### THE INPUT
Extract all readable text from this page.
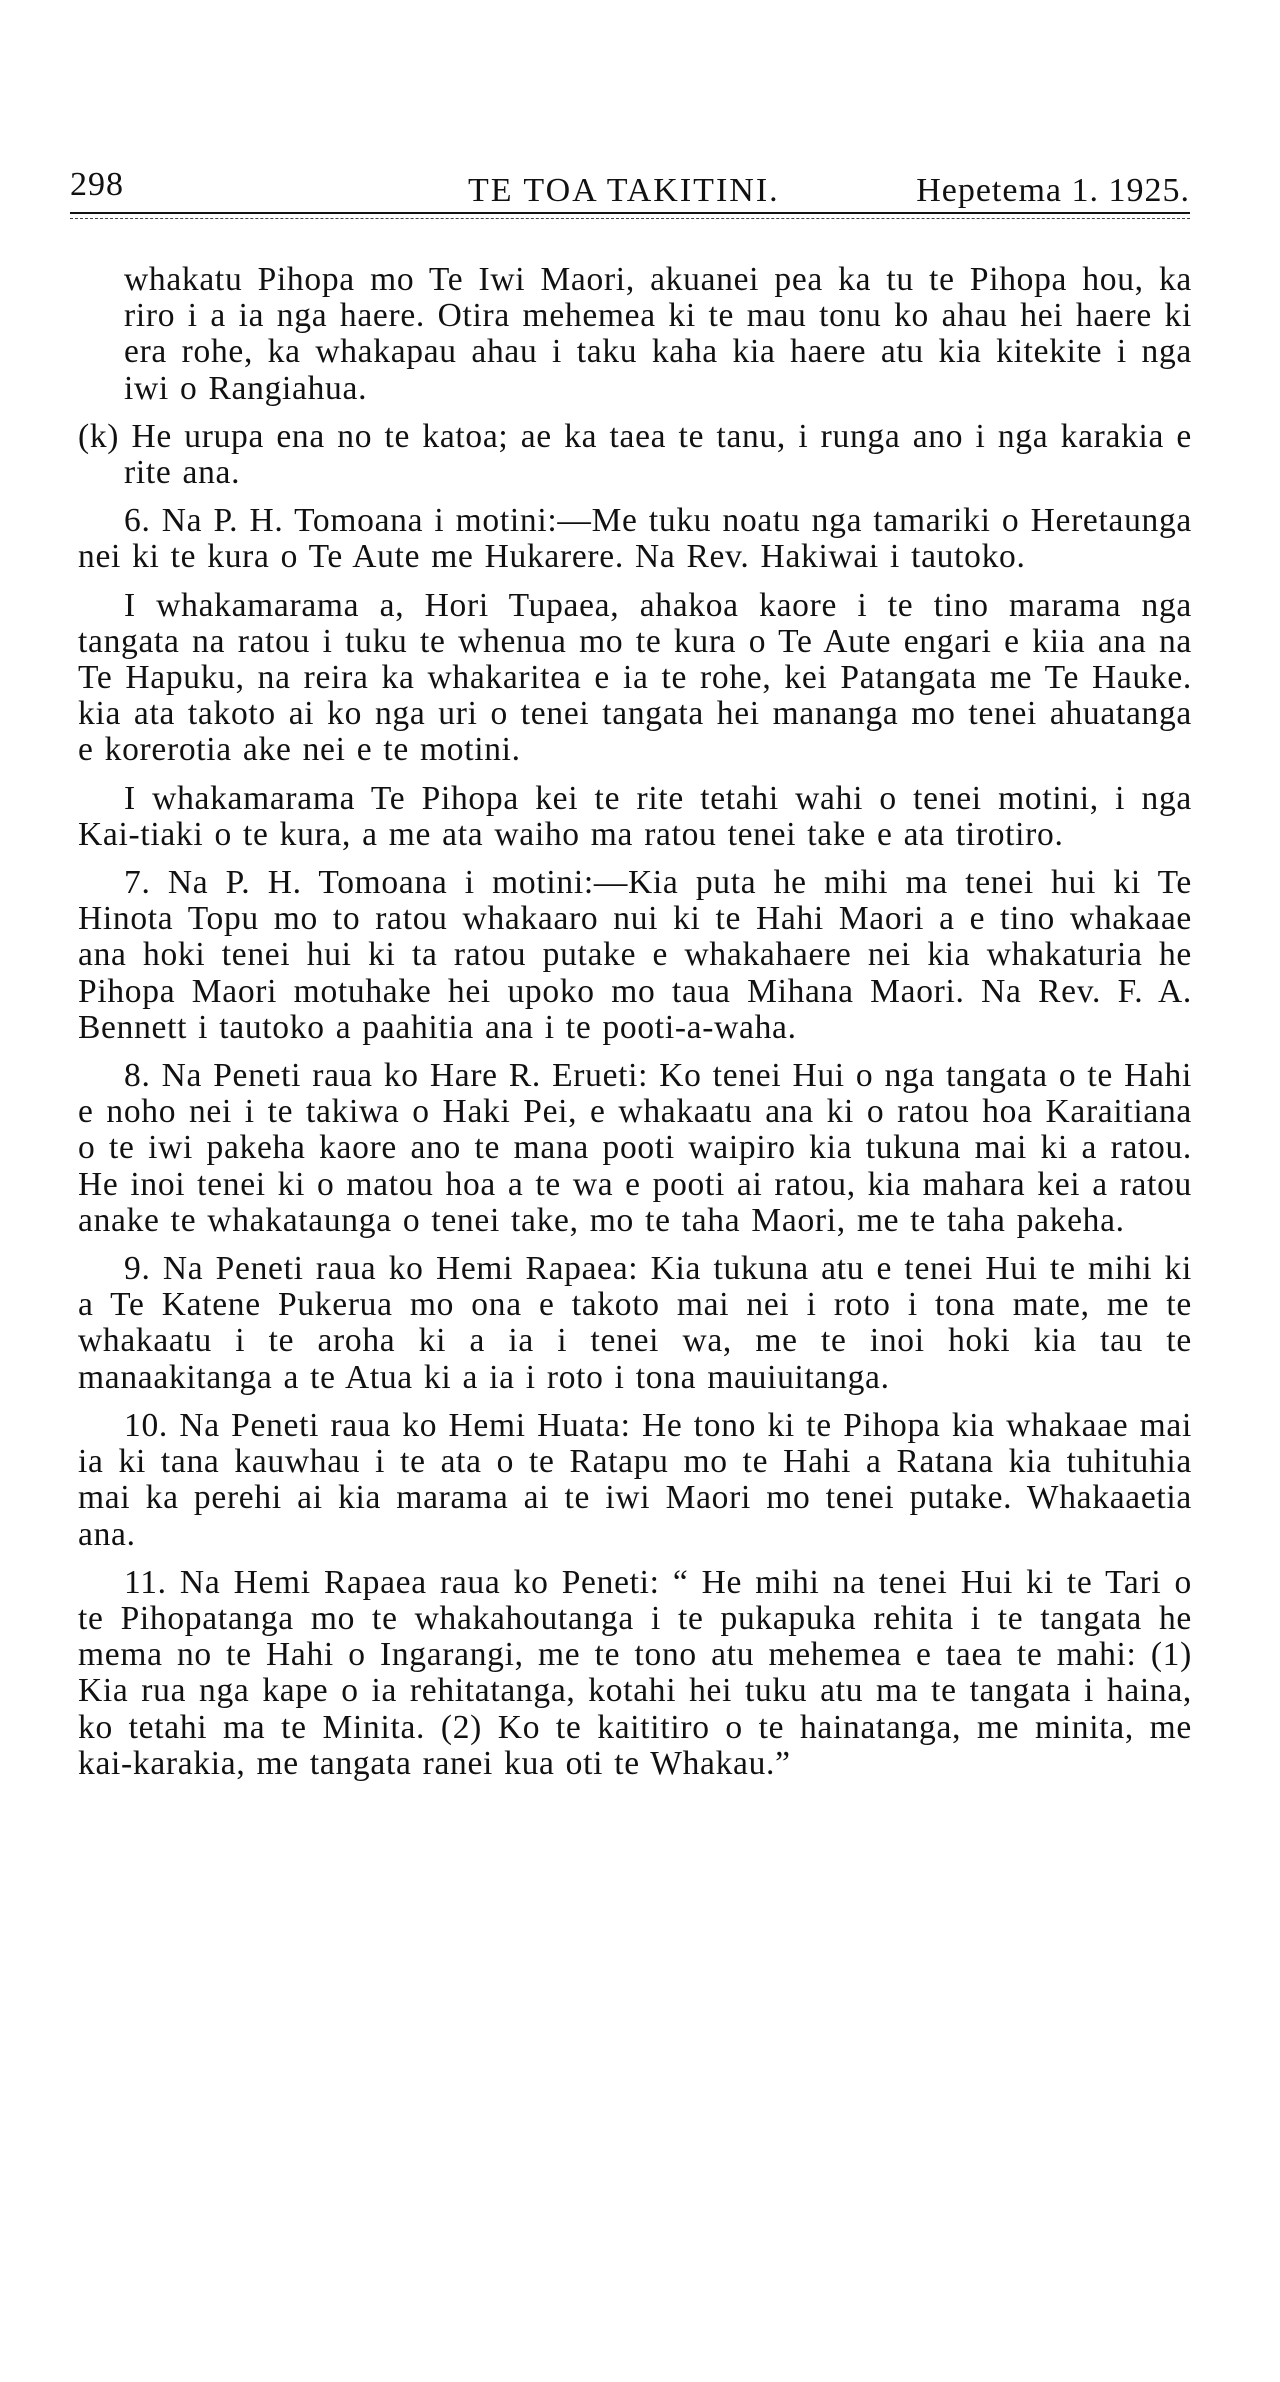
298	TE TOA TAKITINI.	Hepetema 1. 1925.

whakatu Pihopa mo Te Iwi Maori, akuanei pea ka tu te Pihopa hou, ka riro i a ia nga haere. Otira mehemea ki te mau tonu ko ahau hei haere ki era rohe, ka whakapau ahau i taku kaha kia haere atu kia kitekite i nga iwi o Rangiahua.

(k) He urupa ena no te katoa; ae ka taea te tanu, i runga ano i nga karakia e rite ana.

6. Na P. H. Tomoana i motini:—Me tuku noatu nga tamariki o Heretaunga nei ki te kura o Te Aute me Hukarere. Na Rev. Hakiwai i tautoko.

I whakamarama a, Hori Tupaea, ahakoa kaore i te tino marama nga tangata na ratou i tuku te whenua mo te kura o Te Aute engari e kiia ana na Te Hapuku, na reira ka whakaritea e ia te rohe, kei Patangata me Te Hauke. kia ata takoto ai ko nga uri o tenei tangata hei mananga mo tenei ahuatanga e korerotia ake nei e te motini.

I whakamarama Te Pihopa kei te rite tetahi wahi o tenei motini, i nga Kai-tiaki o te kura, a me ata waiho ma ratou tenei take e ata tirotiro.

7. Na P. H. Tomoana i motini:—Kia puta he mihi ma tenei hui ki Te Hinota Topu mo to ratou whakaaro nui ki te Hahi Maori a e tino whakaae ana hoki tenei hui ki ta ratou putake e whakahaere nei kia whakaturia he Pihopa Maori motuhake hei upoko mo taua Mihana Maori. Na Rev. F. A. Bennett i tautoko a paahitia ana i te pooti-a-waha.

8. Na Peneti raua ko Hare R. Erueti: Ko tenei Hui o nga tangata o te Hahi e noho nei i te takiwa o Haki Pei, e whakaatu ana ki o ratou hoa Karaitiana o te iwi pakeha kaore ano te mana pooti waipiro kia tukuna mai ki a ratou. He inoi tenei ki o matou hoa a te wa e pooti ai ratou, kia mahara kei a ratou anake te whakataunga o tenei take, mo te taha Maori, me te taha pakeha.

9. Na Peneti raua ko Hemi Rapaea: Kia tukuna atu e tenei Hui te mihi ki a Te Katene Pukerua mo ona e takoto mai nei i roto i tona mate, me te whakaatu i te aroha ki a ia i tenei wa, me te inoi hoki kia tau te manaakitanga a te Atua ki a ia i roto i tona mauiuitanga.

10. Na Peneti raua ko Hemi Huata: He tono ki te Pihopa kia whakaae mai ia ki tana kauwhau i te ata o te Ratapu mo te Hahi a Ratana kia tuhituhia mai ka perehi ai kia marama ai te iwi Maori mo tenei putake. Whakaaetia ana.

11. Na Hemi Rapaea raua ko Peneti: “ He mihi na tenei Hui ki te Tari o te Pihopatanga mo te whakahoutanga i te pukapuka rehita i te tangata he mema no te Hahi o Ingarangi, me te tono atu mehemea e taea te mahi: (1) Kia rua nga kape o ia rehitatanga, kotahi hei tuku atu ma te tangata i haina, ko tetahi ma te Minita. (2) Ko te kaititiro o te hainatanga, me minita, me kai-karakia, me tangata ranei kua oti te Whakau.”
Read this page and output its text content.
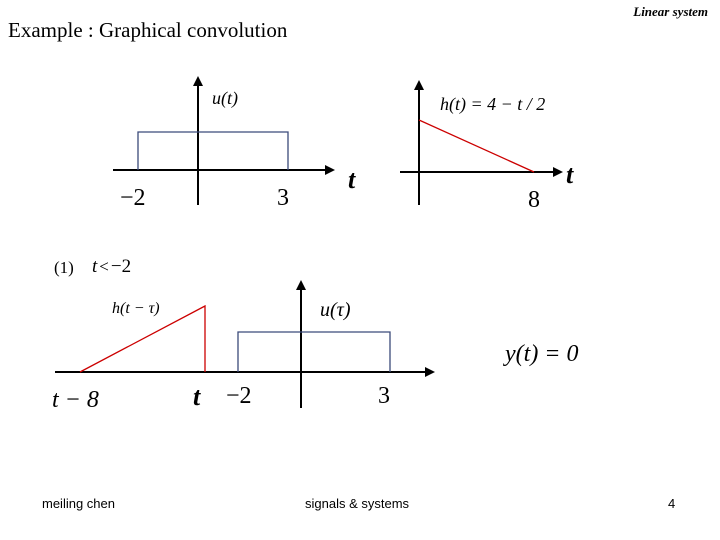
Example : Graphical convolution
Linear system
u(t)
−2	3
t
h(t) = 4 − t / 2
8
t
h(t − τ)	u(τ)
t − 8	t −2	3
y(t) = 0
(1) t < −2
meiling chen	signals & systems	4
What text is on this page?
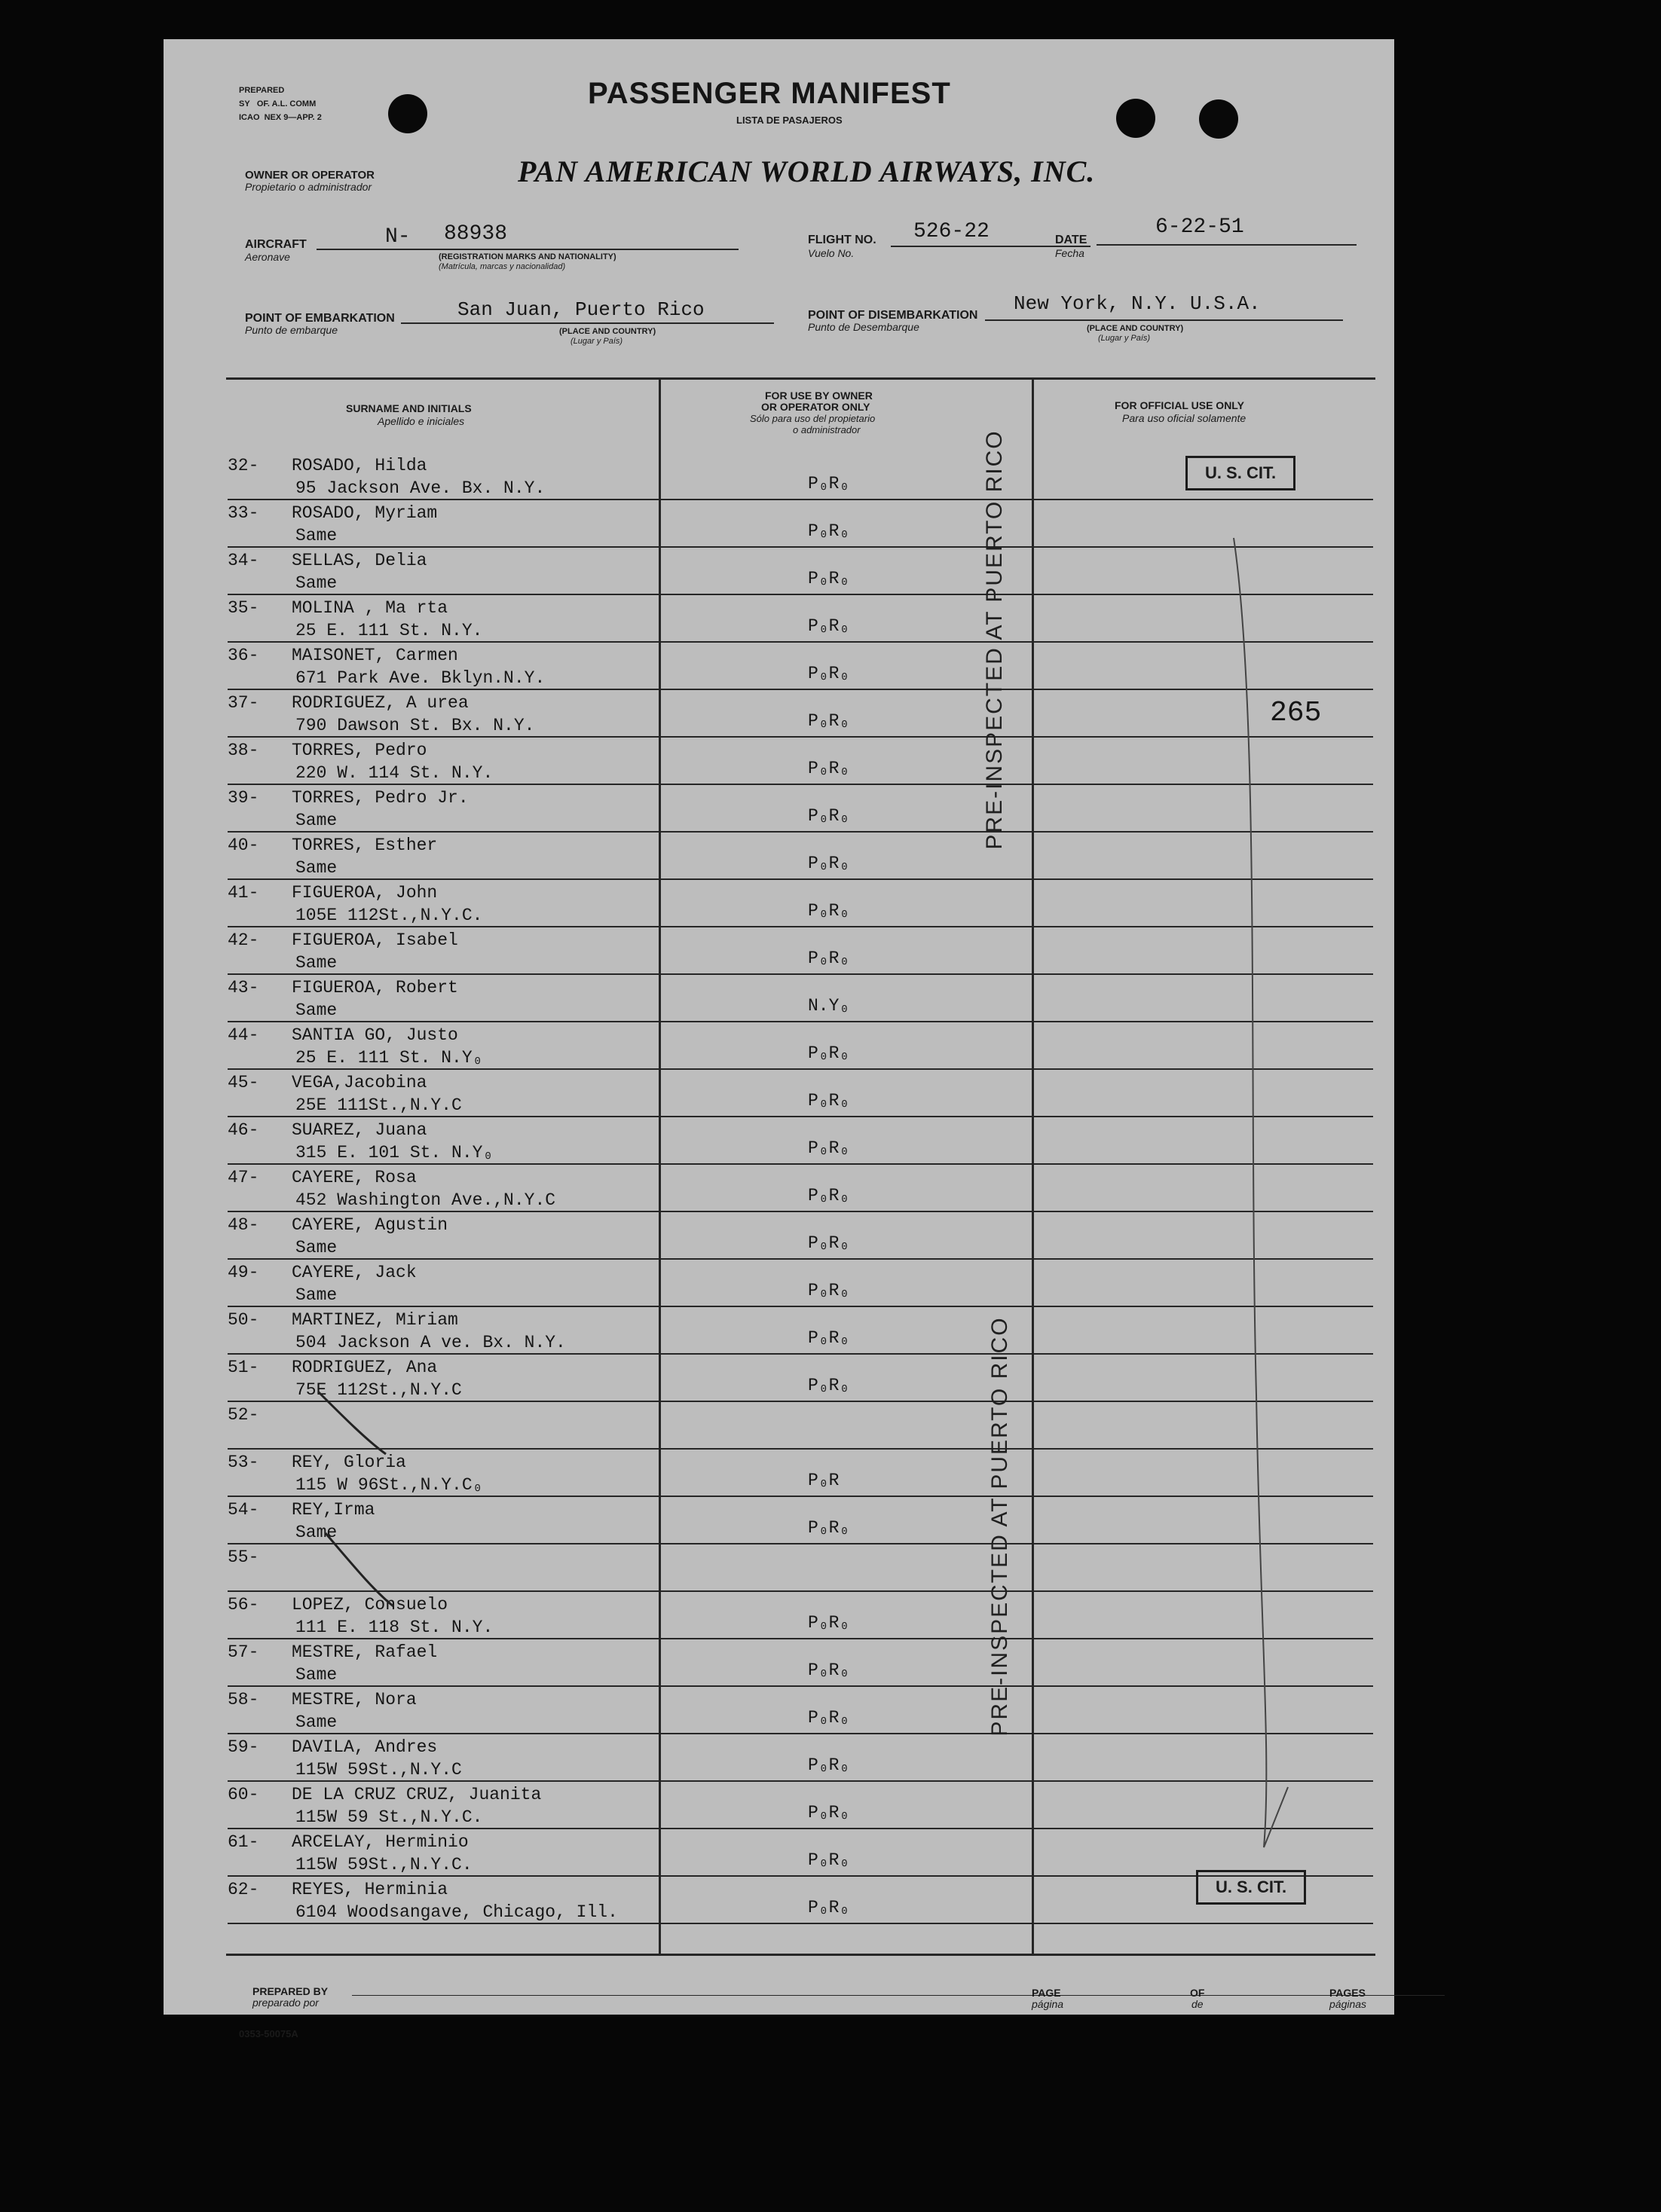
PREPARED
SY   OF. A.L. COMM
ICAO  NEX 9—APP. 2
PASSENGER MANIFEST
LISTA DE PASAJEROS
OWNER OR OPERATOR
Propietario o administrador	PAN AMERICAN WORLD AIRWAYS, INC.
AIRCRAFT
Aeronave
N- 88938
(REGISTRATION MARKS AND NATIONALITY)
(Matrícula, marcas y nacionalidad)
FLIGHT NO.
Vuelo No.
526-22	DATE
Fecha
6-22-51
POINT OF EMBARKATION
Punto de embarque
San Juan, Puerto Rico
(PLACE AND COUNTRY)
(Lugar y País)
POINT OF DISEMBARKATION
Punto de Desembarque
New York, N.Y. U.S.A.
(PLACE AND COUNTRY)
(Lugar y País)
SURNAME AND INITIALS
Apellido e iniciales
FOR USE BY OWNER
OR OPERATOR ONLY
Sólo para uso del propietario
o administrador
FOR OFFICIAL USE ONLY
Para uso oficial solamente
32- ROSADO, Hilda
95 Jackson Ave. Bx. N.Y.	P₀R₀
33- ROSADO, Myriam
Same	P₀R₀
34- SELLAS, Delia
Same	P₀R₀
35- MOLINA , Ma rta
25 E. 111 St. N.Y.	P₀R₀
36- MAISONET, Carmen
671 Park Ave. Bklyn.N.Y.	P₀R₀
37- RODRIGUEZ, A urea
790 Dawson St. Bx. N.Y.	P₀R₀
38- TORRES, Pedro
220 W. 114 St. N.Y.	P₀R₀
39- TORRES, Pedro Jr.
Same	P₀R₀
40- TORRES, Esther
Same	P₀R₀
41- FIGUEROA, John
105E 112St.,N.Y.C.	P₀R₀
42- FIGUEROA, Isabel
Same	P₀R₀
43- FIGUEROA, Robert
Same	N.Y₀
44- SANTIA GO, Justo
25 E. 111 St. N.Y₀	P₀R₀
45- VEGA,Jacobina
25E 111St.,N.Y.C	P₀R₀
46- SUAREZ, Juana
315 E. 101 St. N.Y₀	P₀R₀
47- CAYERE, Rosa
452 Washington Ave.,N.Y.C	P₀R₀
48- CAYERE, Agustin
Same	P₀R₀
49- CAYERE, Jack
Same	P₀R₀
50- MARTINEZ, Miriam
504 Jackson A ve. Bx. N.Y.	P₀R₀
51- RODRIGUEZ, Ana
75E 112St.,N.Y.C	P₀R₀
52-
53- REY, Gloria
115 W 96St.,N.Y.C₀	P₀R
54- REY,Irma
Same	P₀R₀
55-
56- LOPEZ, Consuelo
111 E. 118 St. N.Y.	P₀R₀
57- MESTRE, Rafael
Same	P₀R₀
58- MESTRE, Nora
Same	P₀R₀
59- DAVILA, Andres
115W 59St.,N.Y.C	P₀R₀
60- DE LA CRUZ CRUZ, Juanita
115W 59 St.,N.Y.C.	P₀R₀
61- ARCELAY, Herminio
115W 59St.,N.Y.C.	P₀R₀
62- REYES, Herminia
6104 Woodsangave, Chicago, Ill.	P₀R₀
PRE-INSPECTED AT PUERTO RICO
PRE-INSPECTED AT PUERTO RICO
U. S. CIT.
U. S. CIT.
265
PREPARED BY
preparado por
PAGE
página
OF
de
PAGES
páginas
0353-50075A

### WHAT IS ASKED
Check every line of the data above for the string "ONLY", and copy those that have it.

### FULL SOLUTION
OR OPERATOR ONLY
FOR OFFICIAL USE ONLY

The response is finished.